THE TASK - In the listing below, locate the line containing "Type out the text in this image." and copy it and every line after it through the end, exactly as written, leaving out any pictures.
◇ ◇ ◇ ◇ ◇
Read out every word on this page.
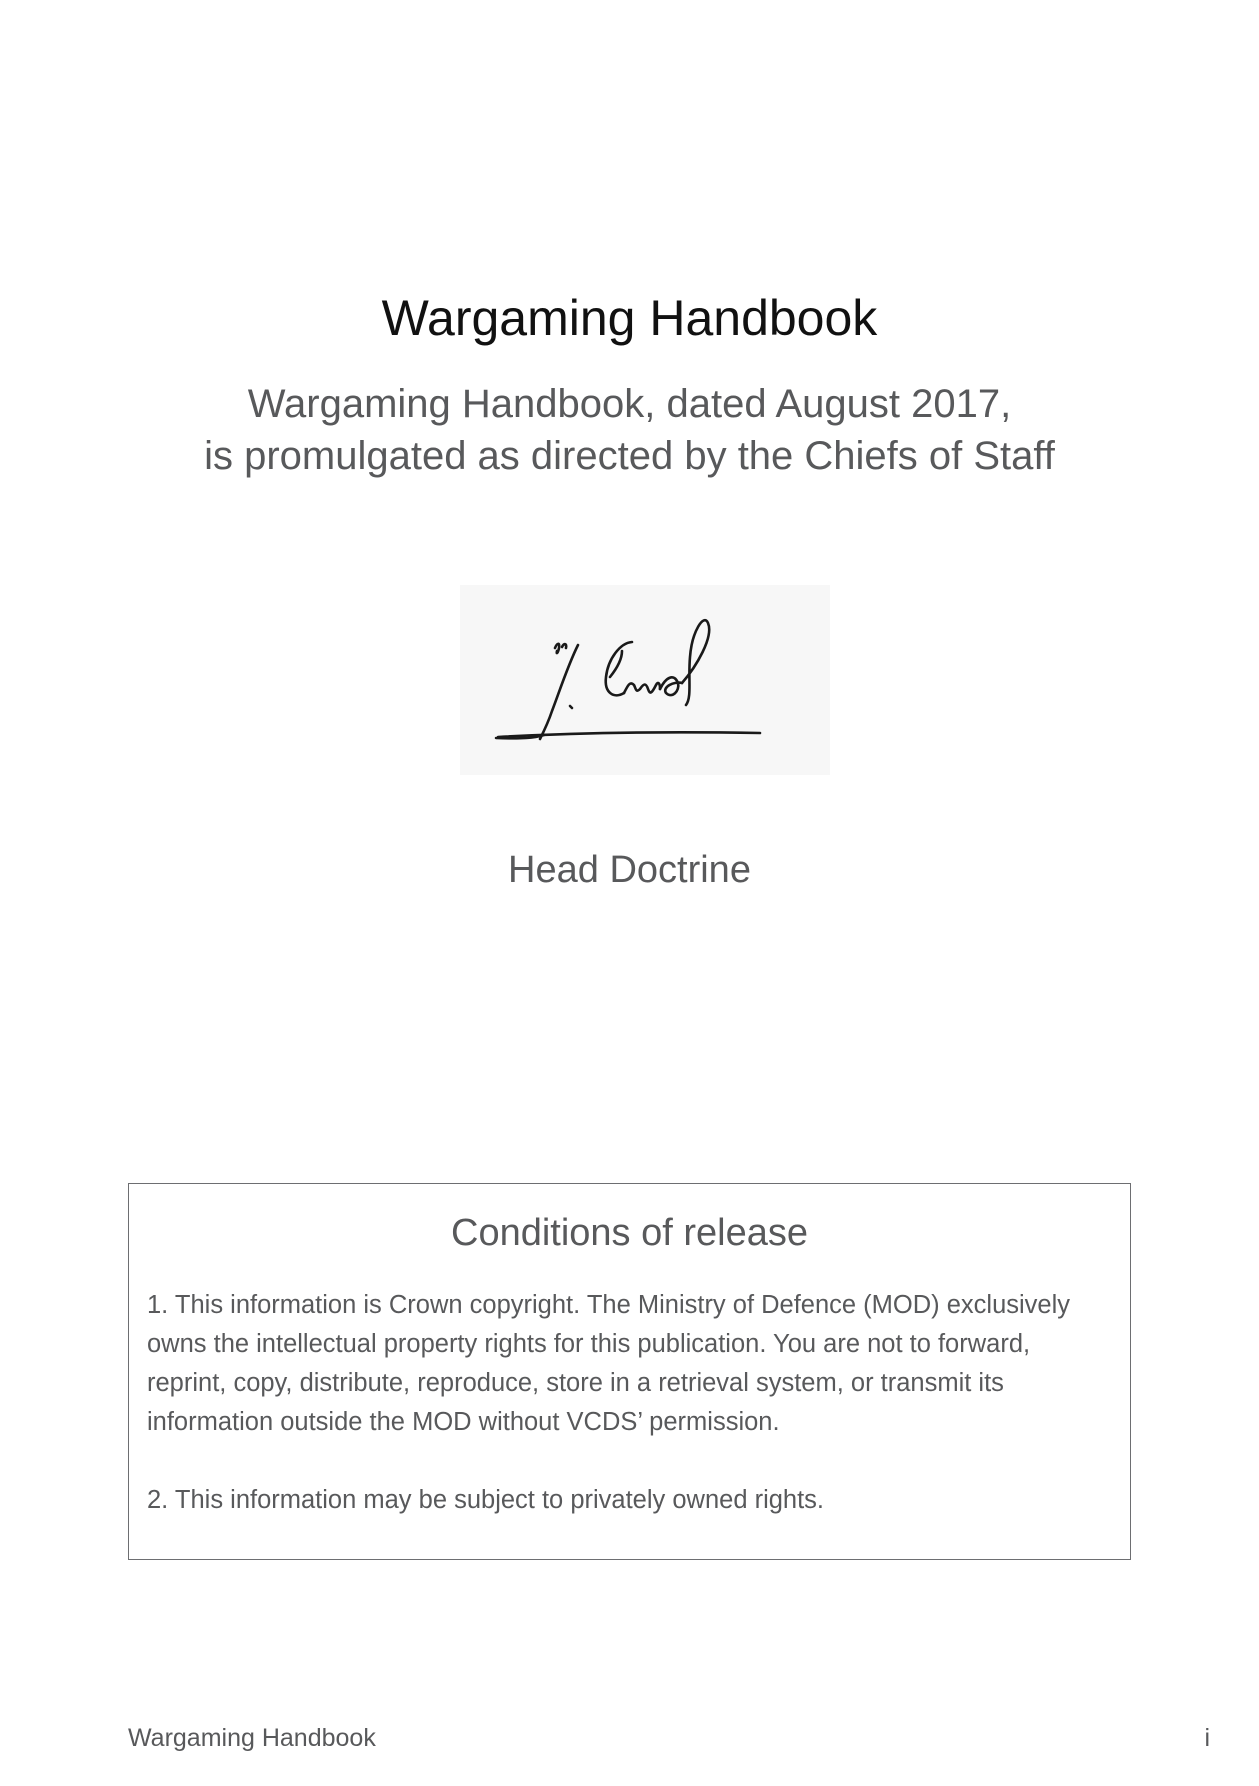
Wargaming Handbook
Wargaming Handbook, dated August 2017,
is promulgated as directed by the Chiefs of Staff
Head Doctrine
Conditions of release
1. This information is Crown copyright. The Ministry of Defence (MOD) exclusively owns the intellectual property rights for this publication. You are not to forward, reprint, copy, distribute, reproduce, store in a retrieval system, or transmit its information outside the MOD without VCDS’ permission.
2. This information may be subject to privately owned rights.
Wargaming Handbook	i
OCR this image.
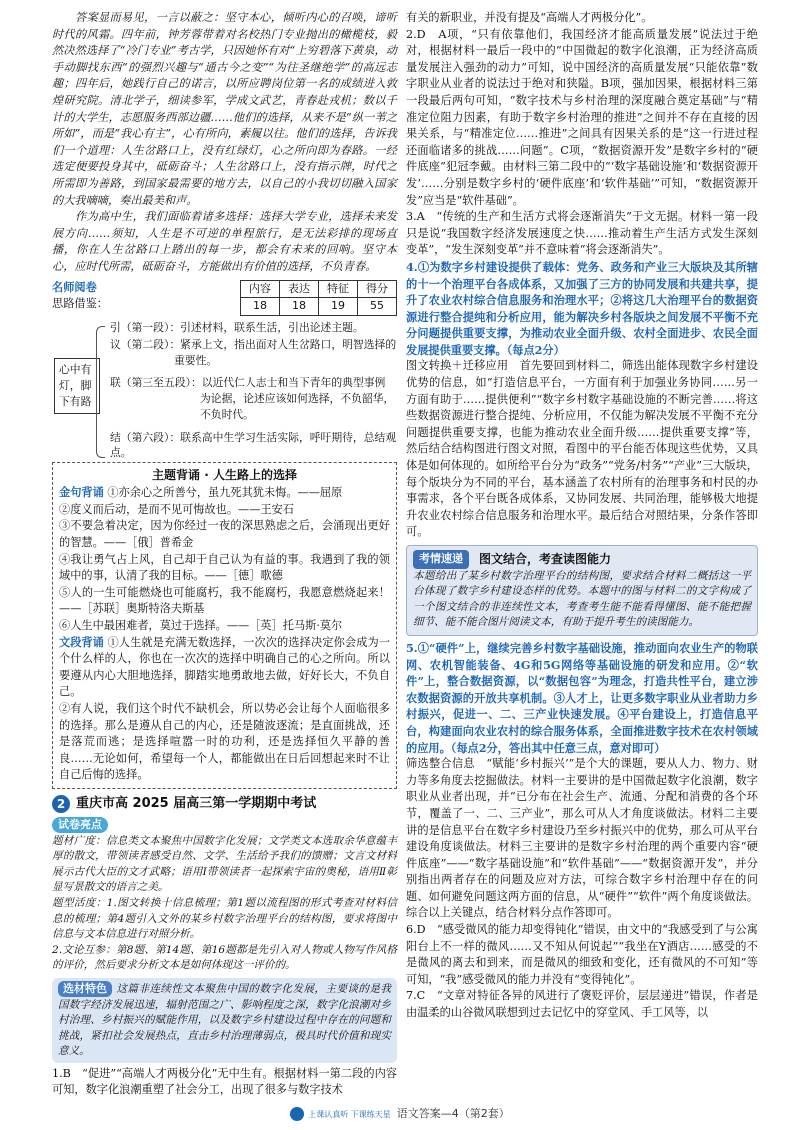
　　答案显而易见，一言以蔽之：坚守本心，倾听内心的召唤，谛听时代的风霜。四年前，钟芳蓉带着对名校热门专业抛出的橄榄枝，毅然决然选择了“冷门专业”考古学，只因她怀有对“上穷碧落下黄泉，动手动脚找东西”的强烈兴趣与“通古今之变”“为往圣继绝学”的高远志趣；四年后，她践行自己的诺言，以所应聘岗位第一名的成绩进入敦煌研究院。清北学子，细读参军，学成文武艺，青春赴戎机；数以千计的大学生，志愿服务西部边疆……他们的选择，从来不是“纵一苇之所如”，而是“我心有主”，心有所向，素履以往。他们的选择，告诉我们一个道理：人生岔路口上，没有红绿灯，心之所向即为春路。一经选定便要投身其中，砥砺奋斗；人生岔路口上，没有指示牌，时代之所需即为善路，到国家最需要的地方去，以自己的小我切切融入国家的大我嘀嘀，奏出最美和声。

　　作为高中生，我们面临着诸多选择：选择大学专业，选择未来发展方向……须知，人生是不可逆的单程旅行，是无法彩排的现场直播，你在人生岔路口上踏出的每一步，都会有未来的回响。坚守本心，应时代所需，砥砺奋斗，方能做出有价值的选择，不负青春。

名师阅卷
思路借鉴：
内容	表达	特征	得分
18	18	19	55
心中有灯，脚下有路
引（第一段）：引述材料，联系生活，引出论述主题。
议（第二段）：紧承上文，指出面对人生岔路口，明智选择的
重要性。
联（第三至五段）：以近代仁人志士和当下青年的典型事例
为论据，论述应该如何选择，不负韶华，
不负时代。
结（第六段）：联系高中生学习生活实际，呼吁期待，总结观点。
主题背诵 · 人生路上的选择

金句背诵 ①亦余心之所善兮，虽九死其犹未悔。——屈原

②度义而后动，是而不见可悔故也。——王安石

③不要急着决定，因为你经过一夜的深思熟虑之后，会涌现出更好的智慧。——［俄］普希金

④我让勇气占上风，自己却于自己认为有益的事。我遇到了我的领域中的事，认清了我的目标。——［德］歌德

⑤人的一生可能燃烧也可能腐朽，我不能腐朽，我愿意燃烧起来！——［苏联］奥斯特洛夫斯基

⑥人生中最困难者，莫过于选择。——［英］托马斯·莫尔

文段背诵 ①人生就是充满无数选择，一次次的选择决定你会成为一个什么样的人，你也在一次次的选择中明确自己的心之所向。所以要遵从内心大胆地选择，脚踏实地勇敢地去做，好好长大，不负自己。

②有人说，我们这个时代不缺机会，所以势必会让每个人面临很多的选择。那么是遵从自己的内心，还是随波逐流；是直面挑战，还是落荒而逃；是选择喧嚣一时的功利，还是选择恒久平静的善良……无论如何，希望每一个人，都能做出在日后回想起来时不让自己后悔的选择。

2 重庆市高 2025 届高三第一学期期中考试
试卷亮点

题材广度：信息类文本聚焦中国数字化发展；文学类文本选取余华意蕴丰厚的散文，带领读者感受自然、文学、生活给予我们的馈赠；文言文材料展示古代大臣的文才武略；语用Ⅰ带领读者一起探索宇宙的奥秘，语用Ⅱ彰显写景散文的语言之美。

题型活度：1.图文转换十信息梳理；第1题以流程图的形式考查对材料信息的梳理；第4题引入文外的某乡村数字治理平台的结构图，要求将图中信息与文本信息进行对照分析。

2.文论互参：第8题、第14题、第16题都是先引入对人物或人物写作风格的评价，然后要求分析文本是如何体现这一评价的。

选材特色 这篇非连续性文本聚焦中国的数字化发展，主要谈的是我国数字经济发展迅速，辐射范围之广、影响程度之深，数字化浪潮对乡村治理、乡村振兴的赋能作用，以及数字乡村建设过程中存在的问题和挑战，紧扣社会发展热点，直击乡村治理薄弱点，极具时代价值和现实意义。

1.B　“促进”“高端人才两极分化”无中生有。根据材料一第二段的内容可知，数字化浪潮重塑了社会分工，出现了很多与数字技术

有关的新职业，并没有提及“高端人才两极分化”。

2.D　A项，“只有依靠他们，我国经济才能高质量发展”说法过于绝对，根据材料一最后一段中的“中国微起的数字化浪潮，正为经济高质量发展注入强劲的动力”可知，说中国经济的高质量发展“只能依靠”数字职业从业者的说法过于绝对和狭隘。B项，强加因果，根据材料三第一段最后两句可知，“数字技术与乡村治理的深度融合奠定基础”与“精准定位阻力因素，有助于数字乡村治理的推进”之间并不存在直接的因果关系，与“精准定位……推进”之间具有因果关系的是“这一行进过程还面临诸多的挑战……问题”。C项，“数据资源开发”是数字乡村的“硬件底座”犯冠李戴。由材料三第二段中的“‘数字基础设施’和‘数据资源开发’……分别是数字乡村的‘硬件底座’和‘软件基础’”可知，“数据资源开发”应当是“软件基础”。

3.A　“传统的生产和生活方式将会逐渐消失”于文无据。材料一第一段只是说“我国数字经济发展速度之快……推动着生产生活方式发生深刻变革”，“发生深刻变革”并不意味着“将会逐渐消失”。

4.①为数字乡村建设提供了载体：党务、政务和产业三大版块及其所辖的十一个治理平台各成体系，又加强了三方的协同发展和共建共享，提升了农业农村综合信息服务和治理水平；②将这几大治理平台的数据资源进行整合提纯和分析应用，能为解决乡村各版块之间发展不平衡不充分问题提供重要支撑，为推动农业全面升级、农村全面进步、农民全面发展提供重要支撑。（每点2分）

图文转换＋迁移应用　首先要回到材料二，筛选出能体现数字乡村建设优势的信息，如“打造信息平台，一方面有利于加强业务协同……另一方面有助于……提供便利”“数字乡村数字基础设施的不断完善……将这些数据资源进行整合提纯、分析应用，不仅能为解决发展不平衡不充分问题提供重要支撑，也能为推动农业全面升级……提供重要支撑”等，然后结合结构图进行图文对照，看图中的平台能否体现这些优势，又具体是如何体现的。如所给平台分为“政务”“党务/村务”“产业”三大版块，每个版块分为不同的平台，基本涵盖了农村所有的治理事务和村民的办事需求，各个平台既各成体系，又协同发展、共同治理，能够极大地提升农业农村综合信息服务和治理水平。最后结合对照结果，分条作答即可。

考情速递	图文结合，考查读图能力

本题给出了某乡村数字治理平台的结构图，要求结合材料二概括这一平台体现了数字乡村建设态样的优势。本题中的图与材料二的文字构成了一个图文结合的非连续性文本，考查考生能不能看得懂图、能不能把握细节、能不能合图片阅读文本，有助于提升考生的读图能力。

5.①“硬件”上，继续完善乡村数字基础设施，推动面向农业生产的物联网、农机智能装备、4G和5G网络等基础设施的研发和应用。②“软件”上，整合数据资源，以“数据包容”为理念，打造共性平台，建立涉农数据资源的开放共享机制。③人才上，让更多数字职业从业者助力乡村振兴，促进一、二、三产业快速发展。④平台建设上，打造信息平台，构建面向农业农村的综合服务体系，全面推进数字技术在农村领域的应用。（每点2分，答出其中任意三点，意对即可）

筛选整合信息　“赋能‘乡村振兴’”是个大的课题，要从人力、物力、财力等多角度去挖掘做法。材料一主要讲的是中国微起数字化浪潮，数字职业从业者出现，并“已分布在社会生产、流通、分配和消费的各个环节，覆盖了一、二、三产业”，那么可从人才角度谈做法。材料二主要讲的是信息平台在数字乡村建设乃至乡村振兴中的优势，那么可从平台建设角度谈做法。材料三主要讲的是数字乡村治理的两个重要内容“硬件底座”——“数字基础设施”和“软件基础”——“数据资源开发”，并分别指出两者存在的问题及应对方法，可综合数字乡村治理中存在的问题、如何避免问题这两方面的信息，从“硬件”“软件”两个角度谈做法。综合以上关键点，结合材料分点作答即可。

6.D　“感受微风的能力却变得钝化”错误，由文中的“我感受到了与公寓阳台上不一样的微风……又不知从何说起”“我坐在Y酒店……感受的不是微风的离去和到来，而是微风的细致和变化，还有微风的不可知”等可知，“我”感受微风的能力并没有“变得钝化”。

7.C　“文章对特征各异的风进行了褒贬评价，层层递进”错误，作者是由温柔的山谷微风联想到过去记忆中的穿堂风、手工风等，以

上课认真听 下课练天星 语文答案—4（第2套）
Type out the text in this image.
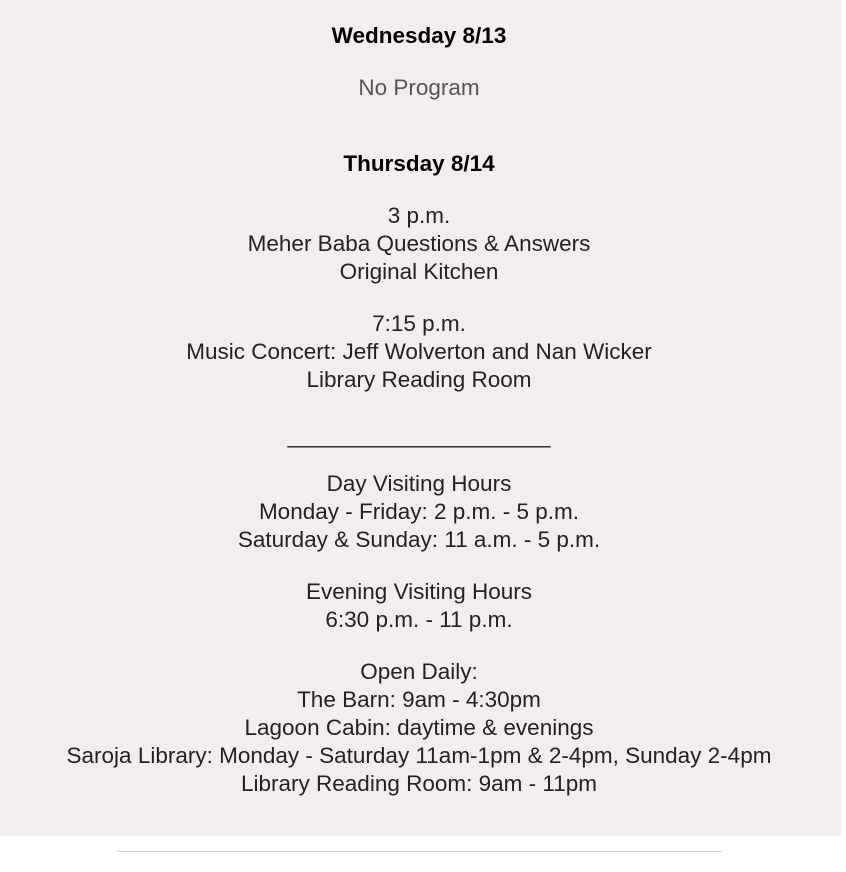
Wednesday 8/13
No Program
Thursday 8/14
3 p.m.
Meher Baba Questions & Answers
Original Kitchen
7:15 p.m.
Music Concert: Jeff Wolverton and Nan Wicker
Library Reading Room
_____________________
Day Visiting Hours
Monday - Friday: 2 p.m. - 5 p.m.
Saturday & Sunday: 11 a.m. - 5 p.m.
Evening Visiting Hours
6:30 p.m. - 11 p.m.
Open Daily:
The Barn: 9am - 4:30pm
Lagoon Cabin: daytime & evenings
Saroja Library: Monday - Saturday 11am-1pm & 2-4pm, Sunday 2-4pm
Library Reading Room: 9am - 11pm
◇ ◇ ◇ ◇ ◇
RESULT OF THE TASK -
Type out the text in this image.
Wednesday 8/13
No Program
Thursday 8/14
3 p.m.
Meher Baba Questions & Answers
Original Kitchen
7:15 p.m.
Music Concert: Jeff Wolverton and Nan Wicker
Library Reading Room
_____________________
Day Visiting Hours
Monday - Friday: 2 p.m. - 5 p.m.
Saturday & Sunday: 11 a.m. - 5 p.m.
Evening Visiting Hours
6:30 p.m. - 11 p.m.
Open Daily:
The Barn: 9am - 4:30pm
Lagoon Cabin: daytime & evenings
Saroja Library: Monday - Saturday 11am-1pm & 2-4pm, Sunday 2-4pm
Library Reading Room: 9am - 11pm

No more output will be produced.